- [Required task] Show all lines from the data that include the word "Iturriza".

- [Material]
----------

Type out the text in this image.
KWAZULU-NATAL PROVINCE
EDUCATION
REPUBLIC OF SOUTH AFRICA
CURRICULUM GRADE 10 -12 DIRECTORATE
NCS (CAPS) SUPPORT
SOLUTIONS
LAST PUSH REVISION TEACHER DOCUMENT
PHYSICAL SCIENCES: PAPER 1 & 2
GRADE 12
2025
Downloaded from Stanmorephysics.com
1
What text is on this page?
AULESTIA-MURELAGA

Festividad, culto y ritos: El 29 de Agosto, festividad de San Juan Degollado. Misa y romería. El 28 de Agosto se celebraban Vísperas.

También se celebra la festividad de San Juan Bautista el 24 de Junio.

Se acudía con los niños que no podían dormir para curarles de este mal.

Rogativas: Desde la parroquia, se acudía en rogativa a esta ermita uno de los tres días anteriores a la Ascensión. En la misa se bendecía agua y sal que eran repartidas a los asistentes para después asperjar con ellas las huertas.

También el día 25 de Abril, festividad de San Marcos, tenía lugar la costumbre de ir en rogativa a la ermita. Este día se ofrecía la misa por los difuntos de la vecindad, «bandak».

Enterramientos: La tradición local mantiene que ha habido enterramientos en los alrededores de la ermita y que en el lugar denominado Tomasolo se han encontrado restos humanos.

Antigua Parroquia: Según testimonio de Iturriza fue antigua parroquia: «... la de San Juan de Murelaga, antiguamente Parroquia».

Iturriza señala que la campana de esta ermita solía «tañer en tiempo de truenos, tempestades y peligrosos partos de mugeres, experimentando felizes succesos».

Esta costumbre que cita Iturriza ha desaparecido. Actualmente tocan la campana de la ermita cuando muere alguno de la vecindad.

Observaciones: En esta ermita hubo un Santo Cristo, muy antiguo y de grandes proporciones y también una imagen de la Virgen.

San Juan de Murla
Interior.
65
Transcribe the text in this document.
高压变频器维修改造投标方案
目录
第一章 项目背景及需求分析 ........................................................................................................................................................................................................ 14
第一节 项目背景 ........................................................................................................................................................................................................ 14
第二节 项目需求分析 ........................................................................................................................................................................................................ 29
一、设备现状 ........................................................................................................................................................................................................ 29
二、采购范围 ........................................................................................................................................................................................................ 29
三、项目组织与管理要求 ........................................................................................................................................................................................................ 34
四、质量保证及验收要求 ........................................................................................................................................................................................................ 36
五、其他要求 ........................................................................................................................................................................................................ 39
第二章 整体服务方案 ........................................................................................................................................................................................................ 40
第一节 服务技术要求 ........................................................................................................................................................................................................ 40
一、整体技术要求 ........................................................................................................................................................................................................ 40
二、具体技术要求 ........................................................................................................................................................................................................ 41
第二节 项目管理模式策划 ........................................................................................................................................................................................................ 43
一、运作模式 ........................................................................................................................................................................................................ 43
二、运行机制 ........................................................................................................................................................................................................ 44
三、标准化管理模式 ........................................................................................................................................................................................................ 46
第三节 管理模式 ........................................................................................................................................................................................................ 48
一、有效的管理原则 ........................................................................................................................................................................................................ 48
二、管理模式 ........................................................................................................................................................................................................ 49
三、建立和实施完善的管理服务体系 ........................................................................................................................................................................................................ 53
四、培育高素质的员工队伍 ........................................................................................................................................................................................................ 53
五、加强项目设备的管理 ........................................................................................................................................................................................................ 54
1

----------

- [Written solution]
Antigua Parroquia: Según testimonio de Iturriza fue antigua parroquia: «... la de San Juan de Murelaga, antiguamente Parroquia».
Iturriza señala que la campana de esta ermita solía «tañer en tiempo de truenos, tempestades y peligrosos partos de mugeres, experimentando felizes succesos».
Esta costumbre que cita Iturriza ha desaparecido. Actualmente tocan la campana de la ermita cuando muere alguno de la vecindad.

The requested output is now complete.